··· SUPPLIED MATERIAL

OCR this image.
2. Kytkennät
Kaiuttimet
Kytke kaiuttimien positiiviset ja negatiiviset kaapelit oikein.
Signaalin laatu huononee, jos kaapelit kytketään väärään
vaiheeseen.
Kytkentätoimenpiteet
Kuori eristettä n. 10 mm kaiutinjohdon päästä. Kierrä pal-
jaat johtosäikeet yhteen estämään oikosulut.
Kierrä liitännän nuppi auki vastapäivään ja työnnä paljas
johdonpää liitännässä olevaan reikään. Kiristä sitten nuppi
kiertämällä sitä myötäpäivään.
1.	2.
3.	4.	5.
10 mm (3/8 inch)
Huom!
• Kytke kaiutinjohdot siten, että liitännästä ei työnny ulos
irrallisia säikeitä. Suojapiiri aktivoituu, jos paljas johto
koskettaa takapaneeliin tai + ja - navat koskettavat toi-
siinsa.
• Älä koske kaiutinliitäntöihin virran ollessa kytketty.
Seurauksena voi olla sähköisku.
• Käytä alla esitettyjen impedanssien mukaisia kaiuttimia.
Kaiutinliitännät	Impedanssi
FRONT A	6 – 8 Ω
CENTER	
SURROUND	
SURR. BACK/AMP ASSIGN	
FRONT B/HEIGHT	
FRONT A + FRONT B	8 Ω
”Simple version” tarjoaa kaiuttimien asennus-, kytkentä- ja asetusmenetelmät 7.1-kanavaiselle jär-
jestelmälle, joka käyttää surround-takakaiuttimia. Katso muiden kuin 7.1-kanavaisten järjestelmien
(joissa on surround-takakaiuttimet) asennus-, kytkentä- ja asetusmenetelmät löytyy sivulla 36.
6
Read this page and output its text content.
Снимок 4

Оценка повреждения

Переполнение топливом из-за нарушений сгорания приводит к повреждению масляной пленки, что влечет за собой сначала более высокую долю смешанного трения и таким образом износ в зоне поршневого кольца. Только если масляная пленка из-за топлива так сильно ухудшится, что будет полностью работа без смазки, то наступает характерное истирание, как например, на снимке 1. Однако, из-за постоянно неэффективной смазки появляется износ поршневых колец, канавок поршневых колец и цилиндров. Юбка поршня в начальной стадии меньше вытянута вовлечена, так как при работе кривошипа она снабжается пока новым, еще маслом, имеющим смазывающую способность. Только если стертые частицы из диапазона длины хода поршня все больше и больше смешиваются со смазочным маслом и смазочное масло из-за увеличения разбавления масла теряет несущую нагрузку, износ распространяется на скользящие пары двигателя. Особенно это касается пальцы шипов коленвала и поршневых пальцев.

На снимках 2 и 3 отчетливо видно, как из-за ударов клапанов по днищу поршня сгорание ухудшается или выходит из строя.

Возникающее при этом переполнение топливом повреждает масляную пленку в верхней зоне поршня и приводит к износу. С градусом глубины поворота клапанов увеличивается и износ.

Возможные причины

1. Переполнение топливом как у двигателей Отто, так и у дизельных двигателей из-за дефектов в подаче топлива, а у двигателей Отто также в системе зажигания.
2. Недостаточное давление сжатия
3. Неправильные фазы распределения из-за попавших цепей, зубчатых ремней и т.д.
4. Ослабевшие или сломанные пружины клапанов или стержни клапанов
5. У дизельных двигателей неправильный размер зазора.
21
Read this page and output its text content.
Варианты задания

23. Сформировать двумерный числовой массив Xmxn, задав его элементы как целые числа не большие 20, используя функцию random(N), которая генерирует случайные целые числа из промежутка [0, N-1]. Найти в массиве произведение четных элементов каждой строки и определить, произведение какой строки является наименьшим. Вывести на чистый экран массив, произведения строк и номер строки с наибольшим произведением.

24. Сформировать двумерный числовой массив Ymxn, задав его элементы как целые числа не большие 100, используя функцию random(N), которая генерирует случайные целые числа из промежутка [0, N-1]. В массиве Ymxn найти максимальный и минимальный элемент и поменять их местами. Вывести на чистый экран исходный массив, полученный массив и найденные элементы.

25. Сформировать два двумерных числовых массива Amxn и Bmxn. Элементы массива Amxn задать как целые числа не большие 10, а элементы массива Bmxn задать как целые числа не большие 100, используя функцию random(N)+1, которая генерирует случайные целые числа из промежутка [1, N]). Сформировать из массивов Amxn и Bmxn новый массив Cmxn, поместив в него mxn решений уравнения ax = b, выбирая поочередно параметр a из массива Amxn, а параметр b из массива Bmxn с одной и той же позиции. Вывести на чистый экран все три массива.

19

······

Print all of the data exactly as it was given.

*RESULT:*
OCR this image.
2. Kytkennät
Kaiuttimet
Kytke kaiuttimien positiiviset ja negatiiviset kaapelit oikein.
Signaalin laatu huononee, jos kaapelit kytketään väärään
vaiheeseen.
Kytkentätoimenpiteet
Kuori eristettä n. 10 mm kaiutinjohdon päästä. Kierrä pal-
jaat johtosäikeet yhteen estämään oikosulut.
Kierrä liitännän nuppi auki vastapäivään ja työnnä paljas
johdonpää liitännässä olevaan reikään. Kiristä sitten nuppi
kiertämällä sitä myötäpäivään.
1.	2.
3.	4.	5.
10 mm (3/8 inch)
Huom!
• Kytke kaiutinjohdot siten, että liitännästä ei työnny ulos
irrallisia säikeitä. Suojapiiri aktivoituu, jos paljas johto
koskettaa takapaneeliin tai + ja - navat koskettavat toi-
siinsa.
• Älä koske kaiutinliitäntöihin virran ollessa kytketty.
Seurauksena voi olla sähköisku.
• Käytä alla esitettyjen impedanssien mukaisia kaiuttimia.
Kaiutinliitännät	Impedanssi
FRONT A	6 – 8 Ω
CENTER	
SURROUND	
SURR. BACK/AMP ASSIGN	
FRONT B/HEIGHT	
FRONT A + FRONT B	8 Ω
”Simple version” tarjoaa kaiuttimien asennus-, kytkentä- ja asetusmenetelmät 7.1-kanavaiselle jär-
jestelmälle, joka käyttää surround-takakaiuttimia. Katso muiden kuin 7.1-kanavaisten järjestelmien
(joissa on surround-takakaiuttimet) asennus-, kytkentä- ja asetusmenetelmät löytyy sivulla 36.
6
Read this page and output its text content.
Снимок 4

Оценка повреждения

Переполнение топливом из-за нарушений сгорания приводит к повреждению масляной пленки, что влечет за собой сначала более высокую долю смешанного трения и таким образом износ в зоне поршневого кольца. Только если масляная пленка из-за топлива так сильно ухудшится, что будет полностью работа без смазки, то наступает характерное истирание, как например, на снимке 1. Однако, из-за постоянно неэффективной смазки появляется износ поршневых колец, канавок поршневых колец и цилиндров. Юбка поршня в начальной стадии меньше вытянута вовлечена, так как при работе кривошипа она снабжается пока новым, еще маслом, имеющим смазывающую способность. Только если стертые частицы из диапазона длины хода поршня все больше и больше смешиваются со смазочным маслом и смазочное масло из-за увеличения разбавления масла теряет несущую нагрузку, износ распространяется на скользящие пары двигателя. Особенно это касается пальцы шипов коленвала и поршневых пальцев.

На снимках 2 и 3 отчетливо видно, как из-за ударов клапанов по днищу поршня сгорание ухудшается или выходит из строя.

Возникающее при этом переполнение топливом повреждает масляную пленку в верхней зоне поршня и приводит к износу. С градусом глубины поворота клапанов увеличивается и износ.

Возможные причины

1. Переполнение топливом как у двигателей Отто, так и у дизельных двигателей из-за дефектов в подаче топлива, а у двигателей Отто также в системе зажигания.
2. Недостаточное давление сжатия
3. Неправильные фазы распределения из-за попавших цепей, зубчатых ремней и т.д.
4. Ослабевшие или сломанные пружины клапанов или стержни клапанов
5. У дизельных двигателей неправильный размер зазора.
21
Read this page and output its text content.
Варианты задания

23. Сформировать двумерный числовой массив Xmxn, задав его элементы как целые числа не большие 20, используя функцию random(N), которая генерирует случайные целые числа из промежутка [0, N-1]. Найти в массиве произведение четных элементов каждой строки и определить, произведение какой строки является наименьшим. Вывести на чистый экран массив, произведения строк и номер строки с наибольшим произведением.

24. Сформировать двумерный числовой массив Ymxn, задав его элементы как целые числа не большие 100, используя функцию random(N), которая генерирует случайные целые числа из промежутка [0, N-1]. В массиве Ymxn найти максимальный и минимальный элемент и поменять их местами. Вывести на чистый экран исходный массив, полученный массив и найденные элементы.

25. Сформировать два двумерных числовых массива Amxn и Bmxn. Элементы массива Amxn задать как целые числа не большие 10, а элементы массива Bmxn задать как целые числа не большие 100, используя функцию random(N)+1, которая генерирует случайные целые числа из промежутка [1, N]). Сформировать из массивов Amxn и Bmxn новый массив Cmxn, поместив в него mxn решений уравнения ax = b, выбирая поочередно параметр a из массива Amxn, а параметр b из массива Bmxn с одной и той же позиции. Вывести на чистый экран все три массива.

19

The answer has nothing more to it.